**Work to be completed**
How many lines in the records below hold the string "chien"? Answer with the number alone.
== Provided records
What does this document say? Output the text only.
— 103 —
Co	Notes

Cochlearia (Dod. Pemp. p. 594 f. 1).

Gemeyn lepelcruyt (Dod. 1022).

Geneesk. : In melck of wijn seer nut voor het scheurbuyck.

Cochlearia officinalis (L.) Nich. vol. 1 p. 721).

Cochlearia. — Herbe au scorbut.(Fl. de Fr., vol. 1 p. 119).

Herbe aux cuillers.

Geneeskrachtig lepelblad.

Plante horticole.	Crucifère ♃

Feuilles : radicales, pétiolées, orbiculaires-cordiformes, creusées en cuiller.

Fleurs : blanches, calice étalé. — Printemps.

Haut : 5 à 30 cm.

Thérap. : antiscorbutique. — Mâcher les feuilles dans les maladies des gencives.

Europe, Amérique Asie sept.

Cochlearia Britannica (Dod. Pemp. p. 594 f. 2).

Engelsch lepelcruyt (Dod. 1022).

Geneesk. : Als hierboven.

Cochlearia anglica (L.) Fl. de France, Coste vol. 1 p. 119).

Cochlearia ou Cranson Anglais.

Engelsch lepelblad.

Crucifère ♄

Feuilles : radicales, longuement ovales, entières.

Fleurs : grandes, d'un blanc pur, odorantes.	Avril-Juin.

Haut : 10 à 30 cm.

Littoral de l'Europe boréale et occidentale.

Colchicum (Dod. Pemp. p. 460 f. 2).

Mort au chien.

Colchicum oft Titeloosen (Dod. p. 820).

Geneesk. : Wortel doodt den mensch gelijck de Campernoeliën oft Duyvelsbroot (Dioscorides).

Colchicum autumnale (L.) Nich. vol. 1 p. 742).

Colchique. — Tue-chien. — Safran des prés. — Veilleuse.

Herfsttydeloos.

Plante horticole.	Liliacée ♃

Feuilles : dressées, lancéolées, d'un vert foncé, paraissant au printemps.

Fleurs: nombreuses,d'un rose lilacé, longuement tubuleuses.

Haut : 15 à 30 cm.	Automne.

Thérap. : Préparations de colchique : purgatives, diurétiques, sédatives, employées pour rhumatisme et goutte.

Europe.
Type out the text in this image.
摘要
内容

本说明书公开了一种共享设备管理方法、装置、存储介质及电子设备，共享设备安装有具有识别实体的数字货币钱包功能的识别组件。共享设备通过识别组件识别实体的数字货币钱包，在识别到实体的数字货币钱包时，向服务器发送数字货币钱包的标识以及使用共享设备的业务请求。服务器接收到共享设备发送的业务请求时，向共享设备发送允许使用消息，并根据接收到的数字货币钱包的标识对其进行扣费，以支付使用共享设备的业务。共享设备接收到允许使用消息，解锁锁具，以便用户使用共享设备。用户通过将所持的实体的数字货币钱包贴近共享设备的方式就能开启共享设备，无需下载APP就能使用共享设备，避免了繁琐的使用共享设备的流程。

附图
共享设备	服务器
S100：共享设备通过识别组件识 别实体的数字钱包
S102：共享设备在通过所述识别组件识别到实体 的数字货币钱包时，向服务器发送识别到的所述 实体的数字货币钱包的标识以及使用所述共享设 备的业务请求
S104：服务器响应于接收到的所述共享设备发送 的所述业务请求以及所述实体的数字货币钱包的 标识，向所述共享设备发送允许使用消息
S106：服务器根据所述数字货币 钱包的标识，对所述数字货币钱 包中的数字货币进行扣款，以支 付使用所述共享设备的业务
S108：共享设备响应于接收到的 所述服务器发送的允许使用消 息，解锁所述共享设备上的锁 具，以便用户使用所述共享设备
====
**Solution for this task**
2